* THE EXERCISE
Your answer should be a single number: the count of lines that hold the word "CONTA".

* SUPPLIED DATA
--- begin ---

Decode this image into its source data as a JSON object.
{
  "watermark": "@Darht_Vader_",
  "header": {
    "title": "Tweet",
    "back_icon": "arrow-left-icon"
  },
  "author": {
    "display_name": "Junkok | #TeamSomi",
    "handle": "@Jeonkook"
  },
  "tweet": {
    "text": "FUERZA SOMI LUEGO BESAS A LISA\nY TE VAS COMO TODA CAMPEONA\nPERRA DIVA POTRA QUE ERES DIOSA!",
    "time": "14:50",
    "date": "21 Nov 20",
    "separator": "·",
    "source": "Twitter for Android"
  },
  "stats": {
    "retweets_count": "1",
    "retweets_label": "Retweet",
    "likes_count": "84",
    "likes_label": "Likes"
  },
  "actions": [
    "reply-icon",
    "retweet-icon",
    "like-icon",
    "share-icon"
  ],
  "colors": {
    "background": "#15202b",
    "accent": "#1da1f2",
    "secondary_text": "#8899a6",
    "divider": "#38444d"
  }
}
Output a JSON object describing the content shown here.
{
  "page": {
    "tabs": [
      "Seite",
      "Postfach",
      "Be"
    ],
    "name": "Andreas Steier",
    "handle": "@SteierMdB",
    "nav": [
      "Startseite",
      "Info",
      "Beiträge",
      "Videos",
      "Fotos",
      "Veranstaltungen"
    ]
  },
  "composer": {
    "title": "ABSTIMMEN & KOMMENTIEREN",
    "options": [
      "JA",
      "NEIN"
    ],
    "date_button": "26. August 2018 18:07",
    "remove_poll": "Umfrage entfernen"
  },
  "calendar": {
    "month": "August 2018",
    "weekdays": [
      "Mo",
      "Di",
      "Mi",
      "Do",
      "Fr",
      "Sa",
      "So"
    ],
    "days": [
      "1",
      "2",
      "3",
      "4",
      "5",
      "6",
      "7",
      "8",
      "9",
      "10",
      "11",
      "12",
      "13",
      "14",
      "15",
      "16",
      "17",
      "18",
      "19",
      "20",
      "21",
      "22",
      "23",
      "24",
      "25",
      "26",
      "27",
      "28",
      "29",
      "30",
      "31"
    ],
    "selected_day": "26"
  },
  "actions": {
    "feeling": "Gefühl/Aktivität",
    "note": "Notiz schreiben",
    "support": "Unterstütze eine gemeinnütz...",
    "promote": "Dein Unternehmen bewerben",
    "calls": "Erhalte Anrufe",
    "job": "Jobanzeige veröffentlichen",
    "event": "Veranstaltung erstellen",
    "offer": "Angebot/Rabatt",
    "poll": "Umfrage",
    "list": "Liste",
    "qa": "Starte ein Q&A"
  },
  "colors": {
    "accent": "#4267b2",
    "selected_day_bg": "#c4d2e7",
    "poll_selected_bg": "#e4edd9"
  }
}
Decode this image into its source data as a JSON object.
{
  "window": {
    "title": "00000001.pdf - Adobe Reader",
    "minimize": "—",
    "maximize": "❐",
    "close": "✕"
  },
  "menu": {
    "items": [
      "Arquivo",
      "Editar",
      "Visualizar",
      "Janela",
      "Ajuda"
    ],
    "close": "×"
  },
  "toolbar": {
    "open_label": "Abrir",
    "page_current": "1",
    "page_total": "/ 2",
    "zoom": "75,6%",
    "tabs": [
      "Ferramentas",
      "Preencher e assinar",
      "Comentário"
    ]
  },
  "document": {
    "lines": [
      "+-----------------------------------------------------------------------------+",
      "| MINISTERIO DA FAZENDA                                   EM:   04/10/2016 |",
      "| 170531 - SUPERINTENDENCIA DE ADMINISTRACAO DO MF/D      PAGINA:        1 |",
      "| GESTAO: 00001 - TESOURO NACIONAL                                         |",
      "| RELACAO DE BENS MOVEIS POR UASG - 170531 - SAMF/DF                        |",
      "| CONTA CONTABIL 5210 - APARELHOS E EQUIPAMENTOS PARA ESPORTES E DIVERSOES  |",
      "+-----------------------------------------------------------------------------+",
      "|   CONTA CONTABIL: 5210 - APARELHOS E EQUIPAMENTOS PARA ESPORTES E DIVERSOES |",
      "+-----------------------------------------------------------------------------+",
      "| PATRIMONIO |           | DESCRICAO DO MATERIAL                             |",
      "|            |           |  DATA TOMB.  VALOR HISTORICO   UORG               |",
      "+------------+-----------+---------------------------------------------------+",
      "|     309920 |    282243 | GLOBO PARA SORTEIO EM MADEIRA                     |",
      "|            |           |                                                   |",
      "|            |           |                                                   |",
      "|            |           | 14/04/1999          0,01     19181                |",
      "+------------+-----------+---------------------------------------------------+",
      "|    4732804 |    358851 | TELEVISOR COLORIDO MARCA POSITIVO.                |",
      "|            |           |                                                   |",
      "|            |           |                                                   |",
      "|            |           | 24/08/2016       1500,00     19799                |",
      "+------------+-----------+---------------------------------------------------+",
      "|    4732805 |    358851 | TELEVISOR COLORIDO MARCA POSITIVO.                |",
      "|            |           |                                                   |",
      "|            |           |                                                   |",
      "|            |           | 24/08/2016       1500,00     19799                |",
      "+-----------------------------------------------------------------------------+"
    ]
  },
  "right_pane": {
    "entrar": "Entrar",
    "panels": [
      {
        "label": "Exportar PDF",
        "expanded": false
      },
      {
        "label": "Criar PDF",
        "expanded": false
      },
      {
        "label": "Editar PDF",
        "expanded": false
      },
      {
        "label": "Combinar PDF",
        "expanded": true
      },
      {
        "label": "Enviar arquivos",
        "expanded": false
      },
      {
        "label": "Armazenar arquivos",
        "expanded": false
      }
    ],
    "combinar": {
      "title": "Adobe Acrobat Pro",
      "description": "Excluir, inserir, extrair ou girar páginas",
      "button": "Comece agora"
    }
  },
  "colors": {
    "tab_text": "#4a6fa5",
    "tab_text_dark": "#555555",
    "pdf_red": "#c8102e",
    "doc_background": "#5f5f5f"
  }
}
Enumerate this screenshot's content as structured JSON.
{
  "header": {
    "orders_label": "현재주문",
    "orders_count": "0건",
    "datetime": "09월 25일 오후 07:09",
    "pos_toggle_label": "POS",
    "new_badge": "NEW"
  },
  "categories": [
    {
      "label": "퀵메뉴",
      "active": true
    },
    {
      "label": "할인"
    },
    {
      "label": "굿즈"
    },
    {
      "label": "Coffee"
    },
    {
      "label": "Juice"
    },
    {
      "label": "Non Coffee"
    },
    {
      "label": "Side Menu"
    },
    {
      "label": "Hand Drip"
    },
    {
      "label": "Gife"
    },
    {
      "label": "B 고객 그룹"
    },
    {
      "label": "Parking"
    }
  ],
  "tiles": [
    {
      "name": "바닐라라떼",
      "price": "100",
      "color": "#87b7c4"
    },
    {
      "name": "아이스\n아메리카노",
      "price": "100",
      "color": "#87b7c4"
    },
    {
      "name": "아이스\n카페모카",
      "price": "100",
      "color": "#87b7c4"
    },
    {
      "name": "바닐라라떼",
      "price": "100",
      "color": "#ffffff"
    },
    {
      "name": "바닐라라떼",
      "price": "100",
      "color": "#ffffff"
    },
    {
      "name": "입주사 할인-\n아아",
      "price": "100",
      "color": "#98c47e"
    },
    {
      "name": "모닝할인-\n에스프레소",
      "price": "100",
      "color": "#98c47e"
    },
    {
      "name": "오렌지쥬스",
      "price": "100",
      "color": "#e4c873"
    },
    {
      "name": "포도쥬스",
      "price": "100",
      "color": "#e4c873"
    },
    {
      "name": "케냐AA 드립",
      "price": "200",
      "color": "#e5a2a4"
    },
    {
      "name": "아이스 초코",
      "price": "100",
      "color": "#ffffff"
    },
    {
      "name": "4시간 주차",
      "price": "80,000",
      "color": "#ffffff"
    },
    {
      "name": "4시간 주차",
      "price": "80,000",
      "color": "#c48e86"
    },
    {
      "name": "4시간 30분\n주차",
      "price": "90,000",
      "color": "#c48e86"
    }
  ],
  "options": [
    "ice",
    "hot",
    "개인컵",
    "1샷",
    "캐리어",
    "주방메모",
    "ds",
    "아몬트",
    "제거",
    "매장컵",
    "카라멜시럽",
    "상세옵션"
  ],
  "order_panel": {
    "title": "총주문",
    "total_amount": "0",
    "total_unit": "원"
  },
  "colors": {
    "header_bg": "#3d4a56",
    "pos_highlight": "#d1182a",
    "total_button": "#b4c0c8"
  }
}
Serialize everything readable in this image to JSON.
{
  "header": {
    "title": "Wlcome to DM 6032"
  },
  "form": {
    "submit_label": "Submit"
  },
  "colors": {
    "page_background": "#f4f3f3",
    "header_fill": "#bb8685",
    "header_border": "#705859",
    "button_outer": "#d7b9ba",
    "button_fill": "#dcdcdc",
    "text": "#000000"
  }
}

--- end ---

* REPLY
2